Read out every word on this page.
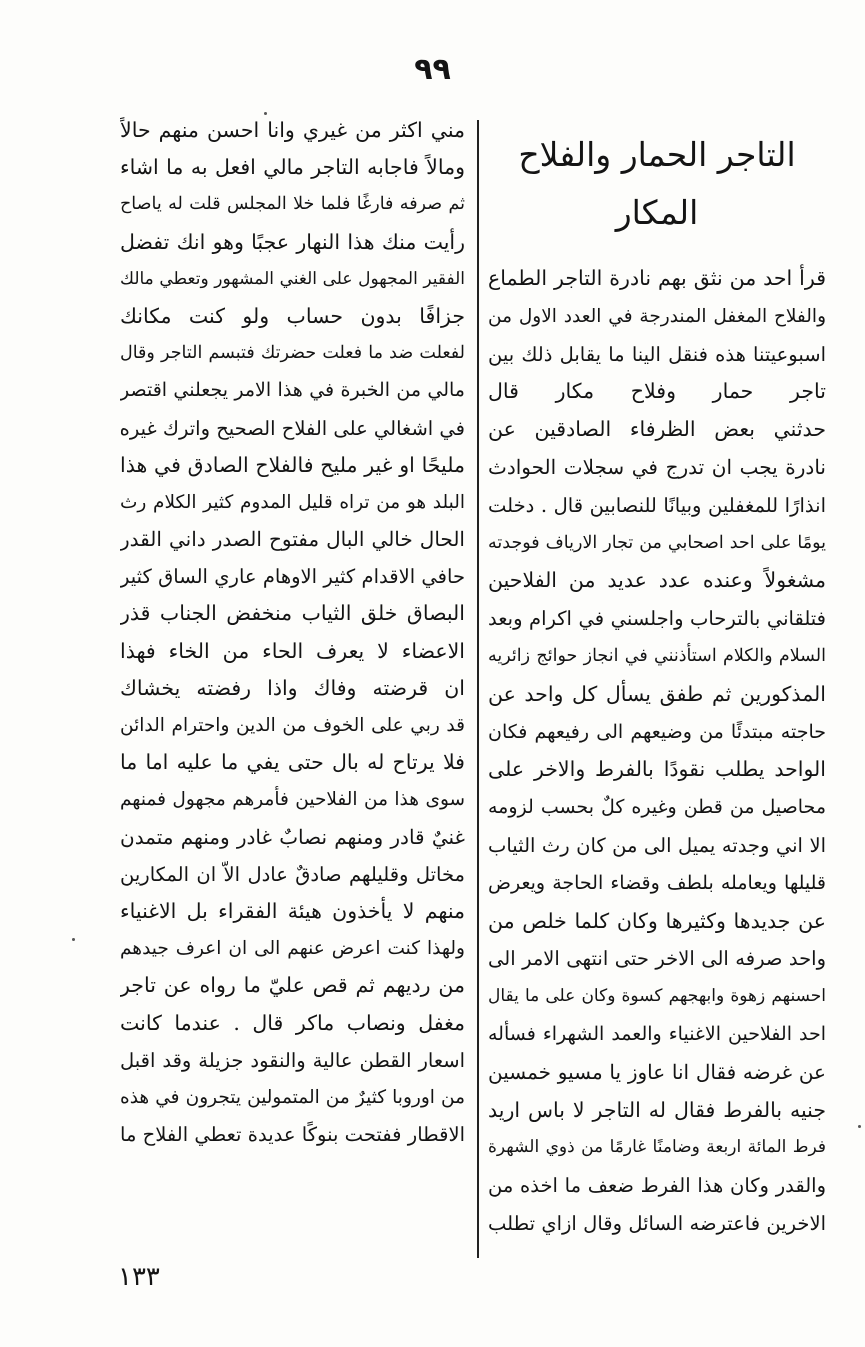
٩٩
التاجر الحمار والفلاح المكار
قرأ احد من نثق بهم نادرة التاجر الطماع
والفلاح المغفل المندرجة في العدد الاول من
اسبوعيتنا هذه فنقل الينا ما يقابل ذلك بين
تاجر حمار وفلاح مكار قال
حدثني بعض الظرفاء الصادقين عن
نادرة يجب ان تدرج في سجلات الحوادث
انذارًا للمغفلين وبيانًا للنصابين قال . دخلت
يومًا على احد اصحابي من تجار الارياف فوجدته
مشغولاً وعنده عدد عديد من الفلاحين
فتلقاني بالترحاب واجلسني في اكرام وبعد
السلام والكلام استأذنني في انجاز حوائج زائريه
المذكورين ثم طفق يسأل كل واحد عن
حاجته مبتدئًا من وضيعهم الى رفيعهم فكان
الواحد يطلب نقودًا بالفرط والاخر على
محاصيل من قطن وغيره كلٌ بحسب لزومه
الا اني وجدته يميل الى من كان رث الثياب
قليلها ويعامله بلطف وقضاء الحاجة ويعرض
عن جديدها وكثيرها وكان كلما خلص من
واحد صرفه الى الاخر حتى انتهى الامر الى
احسنهم زهوة وابهجهم كسوة وكان على ما يقال
احد الفلاحين الاغنياء والعمد الشهراء فسأله
عن غرضه فقال انا عاوز يا مسيو خمسين
جنيه بالفرط فقال له التاجر لا باس اريد
فرط المائة اربعة وضامنًا غارمًا من ذوي الشهرة
والقدر وكان هذا الفرط ضعف ما اخذه من
الاخرين فاعترضه السائل وقال ازاي تطلب
مني اكثر من غيري وانا احسن منهم حالاً
ومالاً فاجابه التاجر مالي افعل به ما اشاء
ثم صرفه فارغًا فلما خلا المجلس قلت له ياصاح
رأيت منك هذا النهار عجبًا وهو انك تفضل
الفقير المجهول على الغني المشهور وتعطي مالك
جزافًا بدون حساب ولو كنت مكانك
لفعلت ضد ما فعلت حضرتك فتبسم التاجر وقال
مالي من الخبرة في هذا الامر يجعلني اقتصر
في اشغالي على الفلاح الصحيح واترك غيره
مليحًا او غير مليح فالفلاح الصادق في هذا
البلد هو من تراه قليل المدوم كثير الكلام رث
الحال خالي البال مفتوح الصدر داني القدر
حافي الاقدام كثير الاوهام عاري الساق كثير
البصاق خلق الثياب منخفض الجناب قذر
الاعضاء لا يعرف الحاء من الخاء فهذا
ان قرضته وفاك واذا رفضته يخشاك
قد ربي على الخوف من الدين واحترام الدائن
فلا يرتاح له بال حتى يفي ما عليه اما ما
سوى هذا من الفلاحين فأمرهم مجهول فمنهم
غنيٌ قادر ومنهم نصابٌ غادر ومنهم متمدن
مخاتل وقليلهم صادقٌ عادل الاّ ان المكارين
منهم لا يأخذون هيئة الفقراء بل الاغنياء
ولهذا كنت اعرض عنهم الى ان اعرف جيدهم
من رديهم ثم قص عليّ ما رواه عن تاجر
مغفل ونصاب ماكر قال . عندما كانت
اسعار القطن عالية والنقود جزيلة وقد اقبل
من اوروبا كثيرٌ من المتمولين يتجرون في هذه
الاقطار ففتحت بنوكًا عديدة تعطي الفلاح ما
١٣٣
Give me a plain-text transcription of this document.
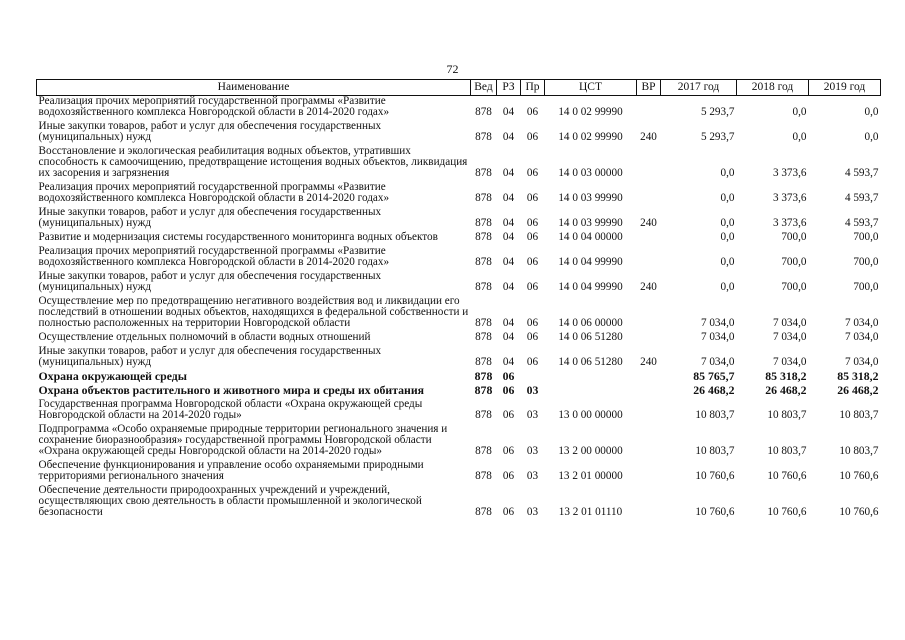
72
Наименование	Вед	РЗ	Пр	ЦСТ	ВР	2017 год	2018 год	2019 год
Реализация прочих мероприятий государственной программы «Развитие водохозяйственного комплекса Новгородской области в 2014-2020 годах»	878	04	06	14 0 02 99990		5 293,7	0,0	0,0
Иные закупки товаров, работ и услуг для обеспечения государственных (муниципальных) нужд	878	04	06	14 0 02 99990	240	5 293,7	0,0	0,0
Восстановление и экологическая реабилитация водных объектов, утративших способность к самоочищению, предотвращение истощения водных объектов, ликвидация их засорения и загрязнения	878	04	06	14 0 03 00000		0,0	3 373,6	4 593,7
Реализация прочих мероприятий государственной программы «Развитие водохозяйственного комплекса Новгородской области в 2014-2020 годах»	878	04	06	14 0 03 99990		0,0	3 373,6	4 593,7
Иные закупки товаров, работ и услуг для обеспечения государственных (муниципальных) нужд	878	04	06	14 0 03 99990	240	0,0	3 373,6	4 593,7
Развитие и модернизация системы государственного мониторинга водных объектов	878	04	06	14 0 04 00000		0,0	700,0	700,0
Реализация прочих мероприятий государственной программы «Развитие водохозяйственного комплекса Новгородской области в 2014-2020 годах»	878	04	06	14 0 04 99990		0,0	700,0	700,0
Иные закупки товаров, работ и услуг для обеспечения государственных (муниципальных) нужд	878	04	06	14 0 04 99990	240	0,0	700,0	700,0
Осуществление мер по предотвращению негативного воздействия вод и ликвидации его последствий в отношении водных объектов, находящихся в федеральной собственности и полностью расположенных на территории Новгородской области	878	04	06	14 0 06 00000		7 034,0	7 034,0	7 034,0
Осуществление отдельных полномочий в области водных отношений	878	04	06	14 0 06 51280		7 034,0	7 034,0	7 034,0
Иные закупки товаров, работ и услуг для обеспечения государственных (муниципальных) нужд	878	04	06	14 0 06 51280	240	7 034,0	7 034,0	7 034,0
Охрана окружающей среды	878	06				85 765,7	85 318,2	85 318,2
Охрана объектов растительного и животного мира и среды их обитания	878	06	03			26 468,2	26 468,2	26 468,2
Государственная программа Новгородской области «Охрана окружающей среды Новгородской области на 2014-2020 годы»	878	06	03	13 0 00 00000		10 803,7	10 803,7	10 803,7
Подпрограмма «Особо охраняемые природные территории регионального значения и сохранение биоразнообразия» государственной программы Новгородской области «Охрана окружающей среды Новгородской области на 2014-2020 годы»	878	06	03	13 2 00 00000		10 803,7	10 803,7	10 803,7
Обеспечение функционирования и управление особо охраняемыми природными территориями регионального значения	878	06	03	13 2 01 00000		10 760,6	10 760,6	10 760,6
Обеспечение деятельности природоохранных учреждений и учреждений, осуществляющих свою деятельность в области промышленной и экологической безопасности	878	06	03	13 2 01 01110		10 760,6	10 760,6	10 760,6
● ● ● ● ● ● ●
Show every line from the entries above in which the word "значения" appears.

Подпрограмма «Особо охраняемые природные территории регионального значения и сохранение биоразнообразия» государственной программы Новгородской области «Охрана окружающей среды Новгородской области на 2014-2020 годы»	878	06	03	13 2 00 00000		10 803,7	10 803,7	10 803,7
Обеспечение функционирования и управление особо охраняемыми природными территориями регионального значения	878	06	03	13 2 01 00000		10 760,6	10 760,6	10 760,6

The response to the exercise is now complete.